**Text passage:**
If you don't want the sack, join the government

Opinion: Don't cry for Zynga's fallen - the pink slip is just part of the business
No one likes to be made redundant.

The 520 staff social gaming specialist Zynga has just announced it's laying off will now be pretty confused, if not angry.

Still, looking at the situation through the eyes of a dispassionate observer, they can hardly say the move has come of the blue.

Warning signs

During 2010-2012, Zynga acquired literally dozens of studios, exploding in terms of headcount until it was 3,000-strong.

That's fine when you're in a landgrab expansion phase and the money’s pouring in, but at some stage, Zynga was going to have to restructure its physical footprint.

Similarly, the one thing everyone knows about Zynga is that its IPO has been a disaster, at least for investors and staff with share options. Floated at $10, its share price is currently around $3.

Getting it back to anything close to double-digits is going to be a nigh-on impossible task.

And share price aside, as Zynga's quarterly figures demonstrate, this is a company under pressure. Sales are declining year-on-year and even if it made a small profit in Q1 2013, Q2 was going to be loss-making before yesterday’s redundancy costs were taken into account.

It won't ease the blow but a big redundancy round was always likely to be a case of when not why.

Sugared pill

At least, Zynga remains massively cash-rich.

Thanks to the IPO, at the end of the Q1, it had $1.67 billion in cash and equivalents.

That's why CEO Mark Pincus, who's only paid $1/year these days, can confidently tell leaving staff that the company is making these moves "proactively and from a position of financial strength".

"We're offering generous severance packages that reflect our appreciation for all of their work and we hope this will provide a foundation as they pursue their next professional steps," he added.

Of course, there are likely to be difficult individual cases among the 520, but with social and mobile games continuing to be the hottest sector in the industry, it seems likely most of them will be snapped up, especially considering their locations - Los Angeles, New York, Austin, Dallas etc.

We'd also expect to see a number of start-ups blossom from the ashes.

Blood on the tracks

And, looking to wider trends in the industry, it’s not just Zynga which has been struggling with its cost base.

**Information supplied:**
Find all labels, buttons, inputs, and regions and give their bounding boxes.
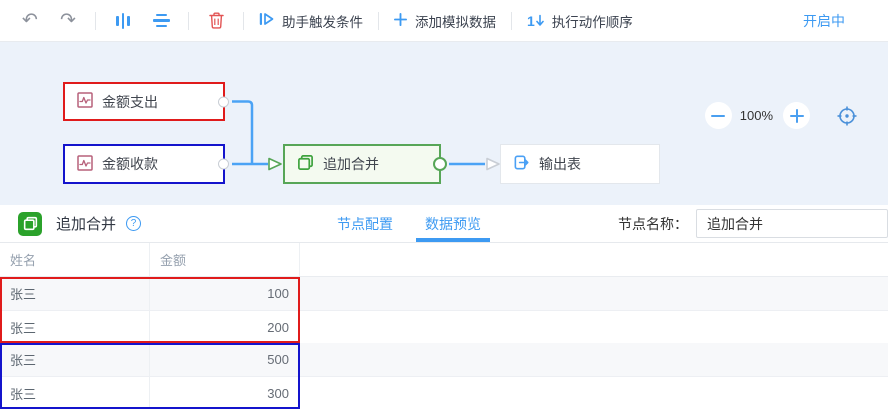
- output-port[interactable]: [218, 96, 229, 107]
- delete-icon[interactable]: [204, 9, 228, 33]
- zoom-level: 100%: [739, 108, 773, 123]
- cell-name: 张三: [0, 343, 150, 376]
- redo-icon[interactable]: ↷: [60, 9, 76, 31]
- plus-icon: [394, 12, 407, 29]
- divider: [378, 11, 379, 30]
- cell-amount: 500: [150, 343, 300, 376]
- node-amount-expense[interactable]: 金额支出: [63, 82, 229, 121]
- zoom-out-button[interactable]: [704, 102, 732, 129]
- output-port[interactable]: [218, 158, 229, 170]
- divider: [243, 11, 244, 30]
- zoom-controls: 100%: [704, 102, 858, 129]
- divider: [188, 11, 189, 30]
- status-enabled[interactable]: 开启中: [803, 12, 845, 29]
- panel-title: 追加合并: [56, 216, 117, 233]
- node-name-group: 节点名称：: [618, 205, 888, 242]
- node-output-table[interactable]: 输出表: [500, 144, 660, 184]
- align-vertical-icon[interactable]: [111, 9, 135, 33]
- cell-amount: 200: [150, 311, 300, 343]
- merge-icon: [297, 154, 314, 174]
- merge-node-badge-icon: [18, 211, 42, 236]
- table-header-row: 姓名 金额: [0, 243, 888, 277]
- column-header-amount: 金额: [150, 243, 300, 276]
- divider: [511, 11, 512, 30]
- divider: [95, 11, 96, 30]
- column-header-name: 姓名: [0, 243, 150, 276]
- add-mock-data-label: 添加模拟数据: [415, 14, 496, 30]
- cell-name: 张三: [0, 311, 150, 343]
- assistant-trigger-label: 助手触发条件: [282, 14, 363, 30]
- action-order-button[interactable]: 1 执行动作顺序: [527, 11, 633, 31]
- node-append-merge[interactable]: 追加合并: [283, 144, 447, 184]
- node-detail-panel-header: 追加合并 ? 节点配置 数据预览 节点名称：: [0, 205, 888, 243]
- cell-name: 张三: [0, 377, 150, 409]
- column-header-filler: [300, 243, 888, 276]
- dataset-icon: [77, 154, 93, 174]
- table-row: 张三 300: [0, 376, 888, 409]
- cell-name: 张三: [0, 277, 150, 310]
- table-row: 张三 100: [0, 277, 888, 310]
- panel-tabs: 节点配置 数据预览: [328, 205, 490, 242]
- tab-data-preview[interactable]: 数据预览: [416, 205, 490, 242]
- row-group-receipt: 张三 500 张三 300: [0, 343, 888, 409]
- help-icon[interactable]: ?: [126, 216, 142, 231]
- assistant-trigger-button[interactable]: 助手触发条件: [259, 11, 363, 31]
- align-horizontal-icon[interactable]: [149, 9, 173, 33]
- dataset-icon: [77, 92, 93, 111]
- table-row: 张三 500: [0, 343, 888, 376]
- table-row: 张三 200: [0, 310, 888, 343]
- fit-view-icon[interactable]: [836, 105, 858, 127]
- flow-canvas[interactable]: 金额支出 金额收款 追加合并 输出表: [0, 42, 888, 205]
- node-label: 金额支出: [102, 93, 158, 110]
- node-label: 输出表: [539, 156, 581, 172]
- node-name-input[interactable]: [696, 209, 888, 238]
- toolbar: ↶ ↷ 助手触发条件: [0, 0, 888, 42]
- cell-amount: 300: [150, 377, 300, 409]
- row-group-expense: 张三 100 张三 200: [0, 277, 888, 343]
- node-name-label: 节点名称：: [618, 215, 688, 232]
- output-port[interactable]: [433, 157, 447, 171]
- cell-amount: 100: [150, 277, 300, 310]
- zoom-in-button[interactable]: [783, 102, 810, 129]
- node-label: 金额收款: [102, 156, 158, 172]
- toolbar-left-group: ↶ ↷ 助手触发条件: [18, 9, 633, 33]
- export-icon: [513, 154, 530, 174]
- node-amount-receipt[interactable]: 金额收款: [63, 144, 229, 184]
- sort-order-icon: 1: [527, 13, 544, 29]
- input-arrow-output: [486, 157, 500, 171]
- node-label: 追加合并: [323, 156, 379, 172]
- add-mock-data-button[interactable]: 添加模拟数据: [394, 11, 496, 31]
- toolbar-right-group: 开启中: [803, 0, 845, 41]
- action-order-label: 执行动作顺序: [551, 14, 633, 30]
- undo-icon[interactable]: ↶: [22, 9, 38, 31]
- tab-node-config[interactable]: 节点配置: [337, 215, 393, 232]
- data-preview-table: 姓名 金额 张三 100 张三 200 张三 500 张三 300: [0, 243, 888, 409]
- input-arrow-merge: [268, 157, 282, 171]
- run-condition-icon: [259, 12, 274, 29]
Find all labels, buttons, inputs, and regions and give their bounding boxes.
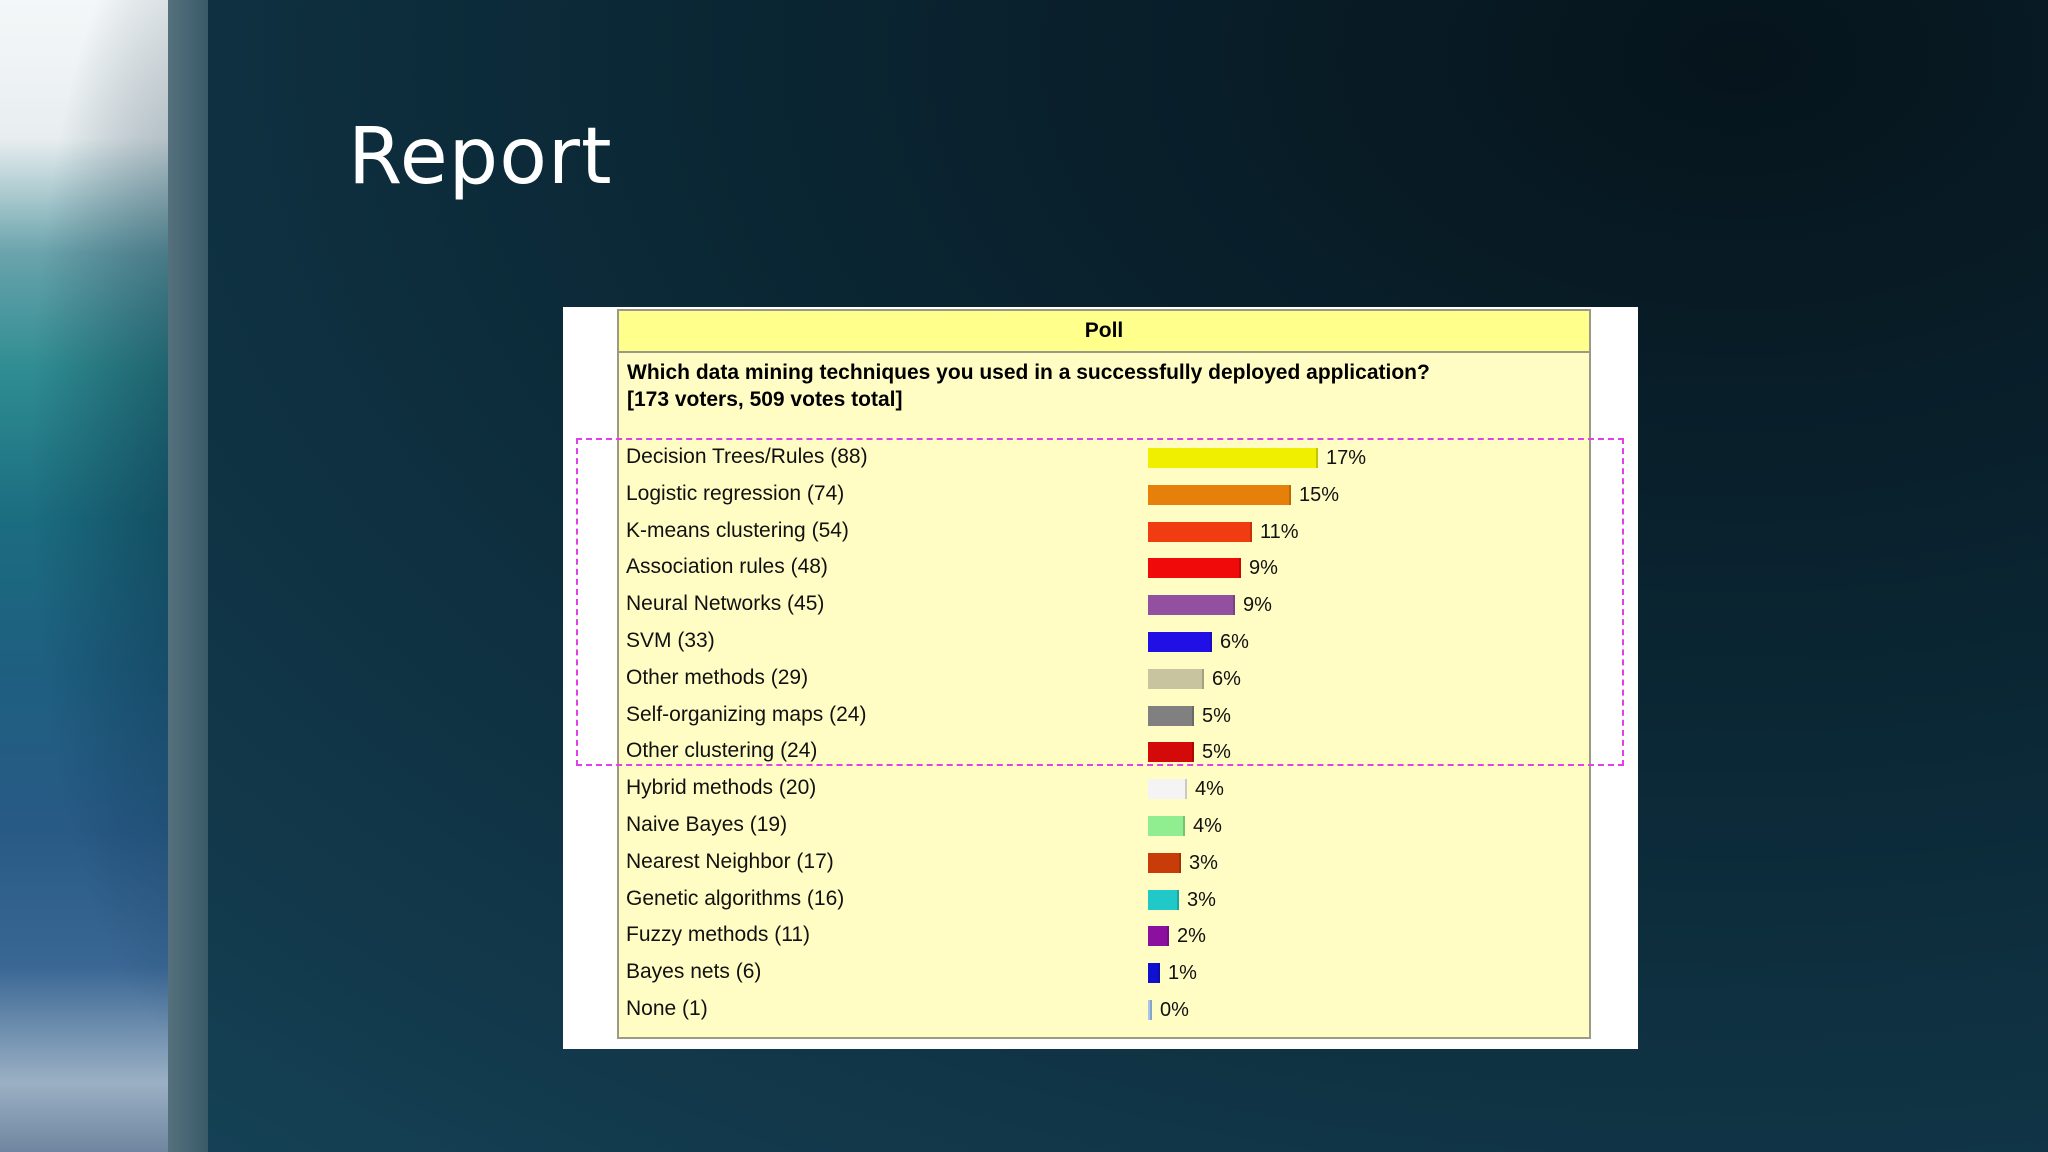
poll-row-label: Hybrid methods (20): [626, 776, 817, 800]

**To-do list:**
1 - Update the records between the lines holding "- output-port[interactable]: [218, 96, 229, 107]" and "- fit-view-icon[interactable]: [836, 105, 858, 127]", inclusive, replacing "divider" with "separator" and leaving everything else unchanged. Give only those lines.
2 - Take the piece on Zynga's layoffs further, beginning right after its final sentence.

**Results by task:**
1 -
- output-port[interactable]: [218, 96, 229, 107]
- delete-icon[interactable]: [204, 9, 228, 33]
- zoom-level: 100%: [739, 108, 773, 123]
- cell-name: 张三: [0, 343, 150, 376]
- redo-icon[interactable]: ↷: [60, 9, 76, 31]
- plus-icon: [394, 12, 407, 29]
- separator: [378, 11, 379, 30]
- cell-amount: 500: [150, 343, 300, 376]
- node-amount-expense[interactable]: 金额支出: [63, 82, 229, 121]
- zoom-out-button[interactable]: [704, 102, 732, 129]
- output-port[interactable]: [218, 158, 229, 170]
- separator: [243, 11, 244, 30]
- zoom-controls: 100%: [704, 102, 858, 129]
- separator: [188, 11, 189, 30]
- status-enabled[interactable]: 开启中: [803, 12, 845, 29]
- panel-title: 追加合并: [56, 216, 117, 233]
- node-name-group: 节点名称：: [618, 205, 888, 242]
- node-output-table[interactable]: 输出表: [500, 144, 660, 184]
- align-vertical-icon[interactable]: [111, 9, 135, 33]
- cell-amount: 200: [150, 311, 300, 343]
- merge-icon: [297, 154, 314, 174]
- merge-node-badge-icon: [18, 211, 42, 236]
- table-header-row: 姓名 金额: [0, 243, 888, 277]
- column-header-amount: 金额: [150, 243, 300, 276]
- separator: [511, 11, 512, 30]
- separator: [95, 11, 96, 30]
- column-header-name: 姓名: [0, 243, 150, 276]
- add-mock-data-label: 添加模拟数据: [415, 14, 496, 30]
- cell-name: 张三: [0, 311, 150, 343]
- assistant-trigger-label: 助手触发条件: [282, 14, 363, 30]
- action-order-button[interactable]: 1 执行动作顺序: [527, 11, 633, 31]
- node-append-merge[interactable]: 追加合并: [283, 144, 447, 184]
- node-detail-panel-header: 追加合并 ? 节点配置 数据预览 节点名称：: [0, 205, 888, 243]
- cell-name: 张三: [0, 377, 150, 409]
- column-header-filler: [300, 243, 888, 276]
- dataset-icon: [77, 154, 93, 174]
- table-row: 张三 300: [0, 376, 888, 409]
- cell-name: 张三: [0, 277, 150, 310]
- table-row: 张三 100: [0, 277, 888, 310]
- panel-tabs: 节点配置 数据预览: [328, 205, 490, 242]
- tab-data-preview[interactable]: 数据预览: [416, 205, 490, 242]
- row-group-receipt: 张三 500 张三 300: [0, 343, 888, 409]
- help-icon[interactable]: ?: [126, 216, 142, 231]
- assistant-trigger-button[interactable]: 助手触发条件: [259, 11, 363, 31]
- align-horizontal-icon[interactable]: [149, 9, 173, 33]
- dataset-icon: [77, 92, 93, 111]
- table-row: 张三 500: [0, 343, 888, 376]
- table-row: 张三 200: [0, 310, 888, 343]
- fit-view-icon[interactable]: [836, 105, 858, 127]

2 -
EA has been shedding jobs for years as it attempts to rebuild the plane in flight; moving from a packaged goods company to one based on digital distribution.

15 months ago Activision Blizzard cut 600 positions, while more recently Glu Mobile cut around 70 positions, or 12 percent of its workforce; the latest in a long line of restructures.

THQ, Midway and Atari are just three well-known brands that for various reasons have gone bust.

The fact is that when your headcount is numbered in the thousands (or even the hundreds), your efficiency drops. Dozens of people can be working for months on projects, which for no fault of their own, get delayed, canned or even if they make it to market, don’t make a return.

And that's just within the general operations of a large company. It says nothing for your big anticipated game tanking or unexpected industry transition occurring at the drop of a hat.

With annual salaries in the $100,000+ bracket for experienced staff, companies can be wasting millions of dollars annually, or suddenly tens of millions of dollars.

That's not good for anyone, but when the company is publicly traded, as are Zynga, EA, Activision Blizzard and Glu, and under shareholder pressure, those inefficiencies become clear very quickly.

For Zynga, laying off 520 staff will cost it around $40 million, but it expects it’s going to save at least $70 million annually.

So, taking an absolutist approach, assuming those 520 people weren’t generating $30 million in sales that can’t be maintained, any beancounter (or shareholder) will suggest it's a sensible move for a non-profitable outfit.

The bigger picture

But there is a wider issue to be considered.

Companies used to require scale - thousands of staff - because being successful in games required a lot of staff experienced in multiple disciplines as well as many sales and support offices around the world.

Now, thanks to the reach of app stores, the most profitable games in the business come from what would have been considered tiny teams only a couple of years ago.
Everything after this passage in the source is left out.